-------- SUPPLIED DATA --------
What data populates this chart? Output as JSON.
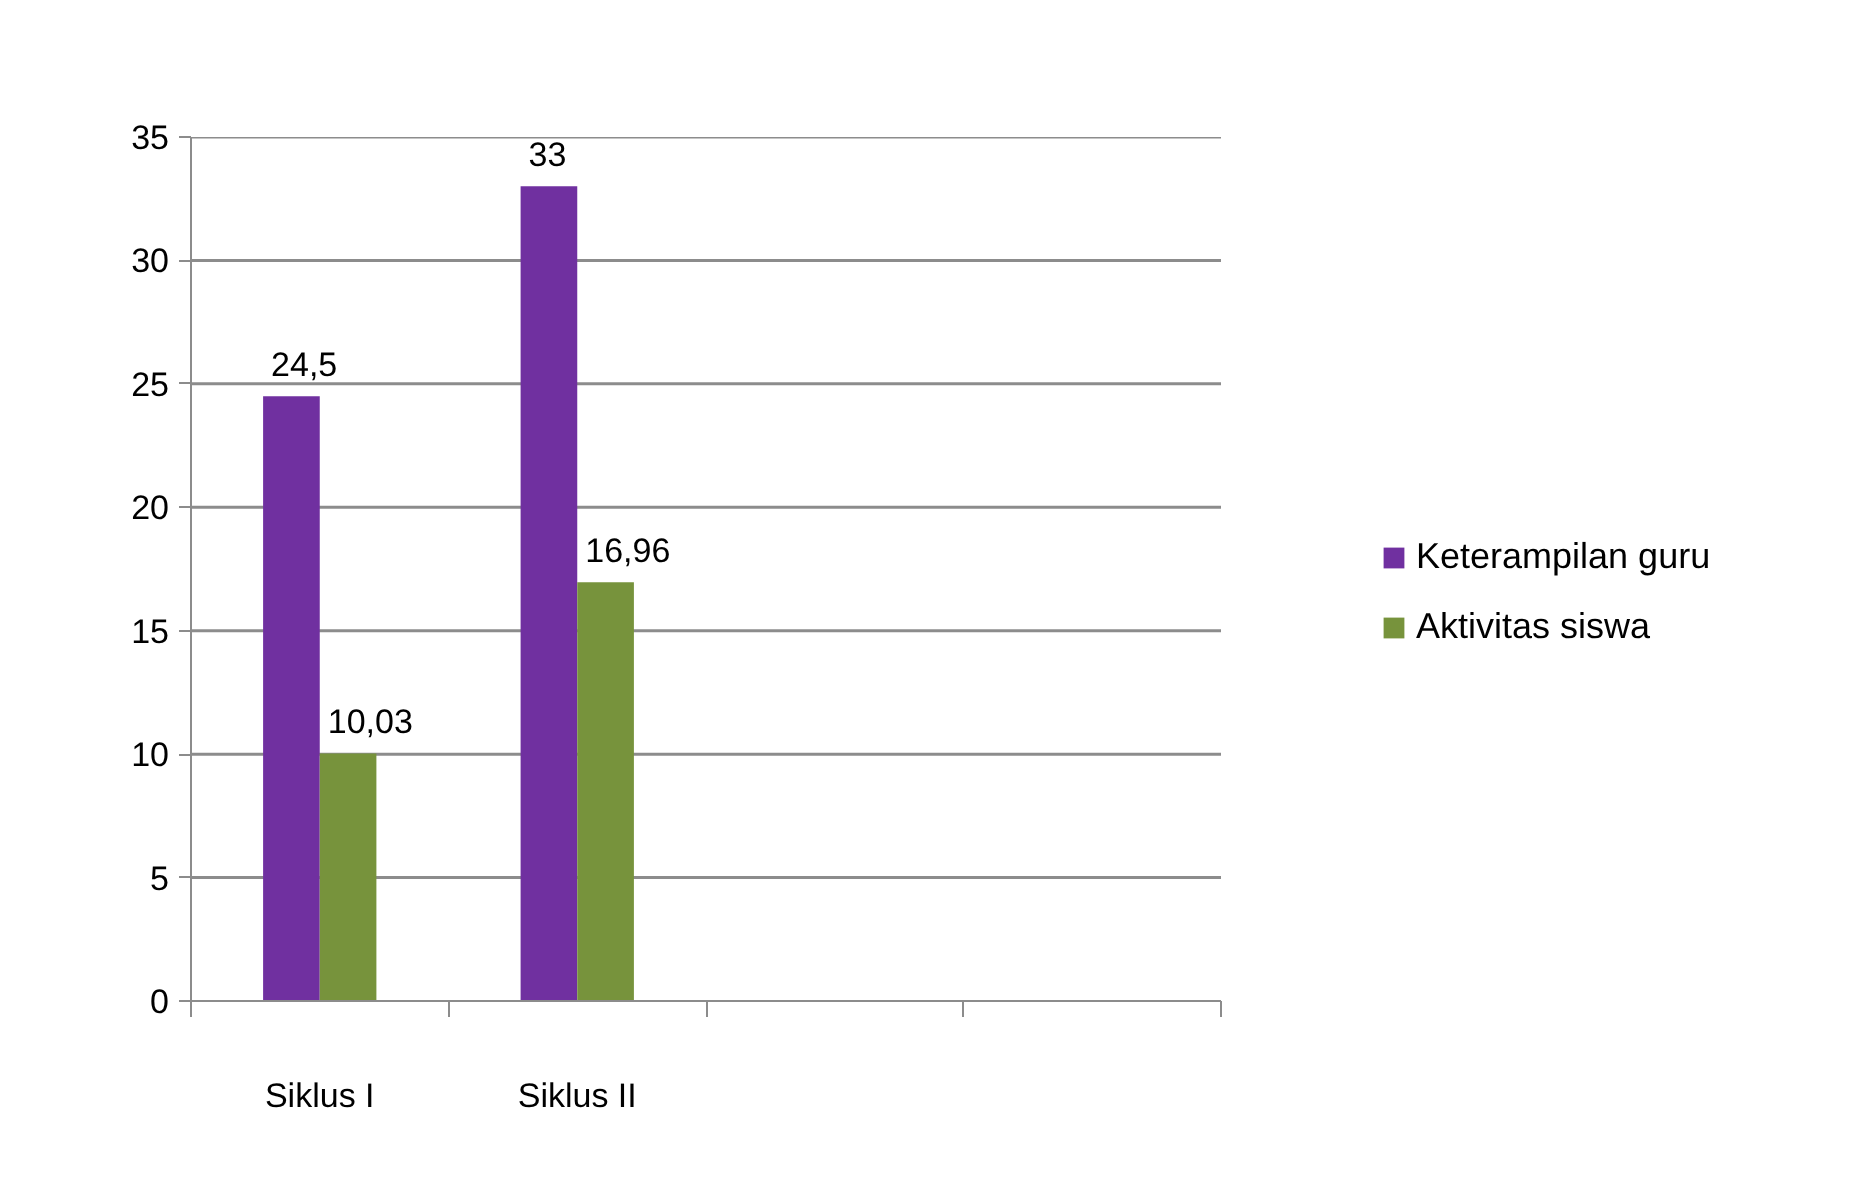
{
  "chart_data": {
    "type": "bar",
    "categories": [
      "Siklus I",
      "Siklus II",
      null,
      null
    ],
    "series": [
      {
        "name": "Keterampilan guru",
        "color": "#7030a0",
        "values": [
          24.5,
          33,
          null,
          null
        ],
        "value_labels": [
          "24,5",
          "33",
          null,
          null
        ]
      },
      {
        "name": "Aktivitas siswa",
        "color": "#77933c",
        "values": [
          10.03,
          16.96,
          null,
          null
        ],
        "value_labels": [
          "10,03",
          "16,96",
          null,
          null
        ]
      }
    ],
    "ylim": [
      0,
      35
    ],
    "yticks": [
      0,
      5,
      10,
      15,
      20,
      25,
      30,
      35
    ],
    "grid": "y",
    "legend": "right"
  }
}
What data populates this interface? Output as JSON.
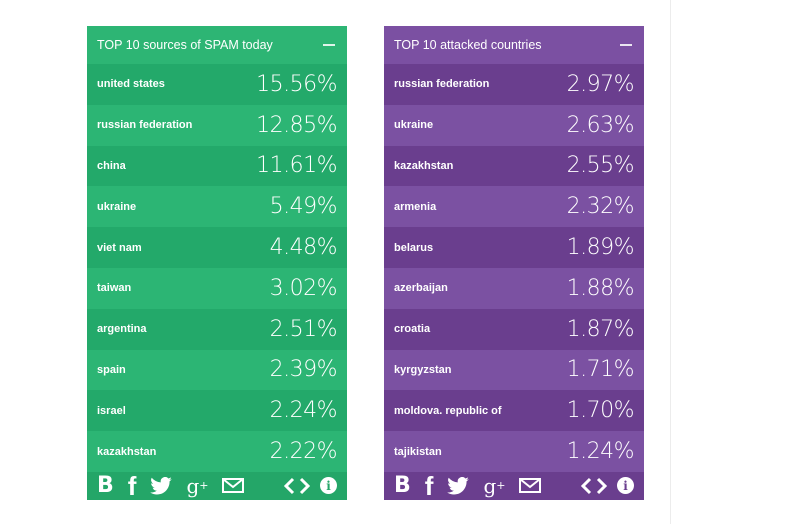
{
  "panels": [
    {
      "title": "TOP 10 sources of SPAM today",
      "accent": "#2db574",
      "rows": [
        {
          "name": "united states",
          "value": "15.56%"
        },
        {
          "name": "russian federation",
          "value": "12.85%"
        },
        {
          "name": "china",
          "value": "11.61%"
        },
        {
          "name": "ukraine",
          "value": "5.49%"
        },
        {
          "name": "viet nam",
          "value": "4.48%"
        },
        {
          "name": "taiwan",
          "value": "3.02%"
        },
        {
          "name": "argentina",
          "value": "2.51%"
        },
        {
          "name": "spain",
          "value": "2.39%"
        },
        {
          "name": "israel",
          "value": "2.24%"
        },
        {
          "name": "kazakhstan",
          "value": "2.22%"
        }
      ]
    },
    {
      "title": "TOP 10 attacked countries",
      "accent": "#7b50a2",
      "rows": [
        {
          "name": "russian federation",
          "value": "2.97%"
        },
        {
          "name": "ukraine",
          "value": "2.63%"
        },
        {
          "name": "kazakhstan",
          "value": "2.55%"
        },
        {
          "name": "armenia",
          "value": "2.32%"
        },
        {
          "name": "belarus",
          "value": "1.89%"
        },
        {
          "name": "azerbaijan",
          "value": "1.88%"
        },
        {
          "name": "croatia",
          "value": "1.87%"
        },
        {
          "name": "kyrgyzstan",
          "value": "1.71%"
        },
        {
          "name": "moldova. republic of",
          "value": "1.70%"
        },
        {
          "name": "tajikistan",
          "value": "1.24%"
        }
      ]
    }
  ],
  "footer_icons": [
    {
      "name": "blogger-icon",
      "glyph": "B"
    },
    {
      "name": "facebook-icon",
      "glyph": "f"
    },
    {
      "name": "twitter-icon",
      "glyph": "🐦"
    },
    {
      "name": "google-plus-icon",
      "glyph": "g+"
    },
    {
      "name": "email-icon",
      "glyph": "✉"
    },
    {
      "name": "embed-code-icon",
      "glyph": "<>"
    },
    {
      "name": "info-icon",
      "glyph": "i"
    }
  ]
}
--------
* **DIRECTIONS**: Leave out the pictures and return every record word for word.

* **TASK RESULT**:
What data populates this chart? Output as JSON.
{
  "chart_data": {
    "type": "bar",
    "categories": [
      "Siklus I",
      "Siklus II",
      null,
      null
    ],
    "series": [
      {
        "name": "Keterampilan guru",
        "color": "#7030a0",
        "values": [
          24.5,
          33,
          null,
          null
        ],
        "value_labels": [
          "24,5",
          "33",
          null,
          null
        ]
      },
      {
        "name": "Aktivitas siswa",
        "color": "#77933c",
        "values": [
          10.03,
          16.96,
          null,
          null
        ],
        "value_labels": [
          "10,03",
          "16,96",
          null,
          null
        ]
      }
    ],
    "ylim": [
      0,
      35
    ],
    "yticks": [
      0,
      5,
      10,
      15,
      20,
      25,
      30,
      35
    ],
    "grid": "y",
    "legend": "right"
  }
}
What data populates this interface? Output as JSON.
{
  "panels": [
    {
      "title": "TOP 10 sources of SPAM today",
      "accent": "#2db574",
      "rows": [
        {
          "name": "united states",
          "value": "15.56%"
        },
        {
          "name": "russian federation",
          "value": "12.85%"
        },
        {
          "name": "china",
          "value": "11.61%"
        },
        {
          "name": "ukraine",
          "value": "5.49%"
        },
        {
          "name": "viet nam",
          "value": "4.48%"
        },
        {
          "name": "taiwan",
          "value": "3.02%"
        },
        {
          "name": "argentina",
          "value": "2.51%"
        },
        {
          "name": "spain",
          "value": "2.39%"
        },
        {
          "name": "israel",
          "value": "2.24%"
        },
        {
          "name": "kazakhstan",
          "value": "2.22%"
        }
      ]
    },
    {
      "title": "TOP 10 attacked countries",
      "accent": "#7b50a2",
      "rows": [
        {
          "name": "russian federation",
          "value": "2.97%"
        },
        {
          "name": "ukraine",
          "value": "2.63%"
        },
        {
          "name": "kazakhstan",
          "value": "2.55%"
        },
        {
          "name": "armenia",
          "value": "2.32%"
        },
        {
          "name": "belarus",
          "value": "1.89%"
        },
        {
          "name": "azerbaijan",
          "value": "1.88%"
        },
        {
          "name": "croatia",
          "value": "1.87%"
        },
        {
          "name": "kyrgyzstan",
          "value": "1.71%"
        },
        {
          "name": "moldova. republic of",
          "value": "1.70%"
        },
        {
          "name": "tajikistan",
          "value": "1.24%"
        }
      ]
    }
  ],
  "footer_icons": [
    {
      "name": "blogger-icon",
      "glyph": "B"
    },
    {
      "name": "facebook-icon",
      "glyph": "f"
    },
    {
      "name": "twitter-icon",
      "glyph": "🐦"
    },
    {
      "name": "google-plus-icon",
      "glyph": "g+"
    },
    {
      "name": "email-icon",
      "glyph": "✉"
    },
    {
      "name": "embed-code-icon",
      "glyph": "<>"
    },
    {
      "name": "info-icon",
      "glyph": "i"
    }
  ]
}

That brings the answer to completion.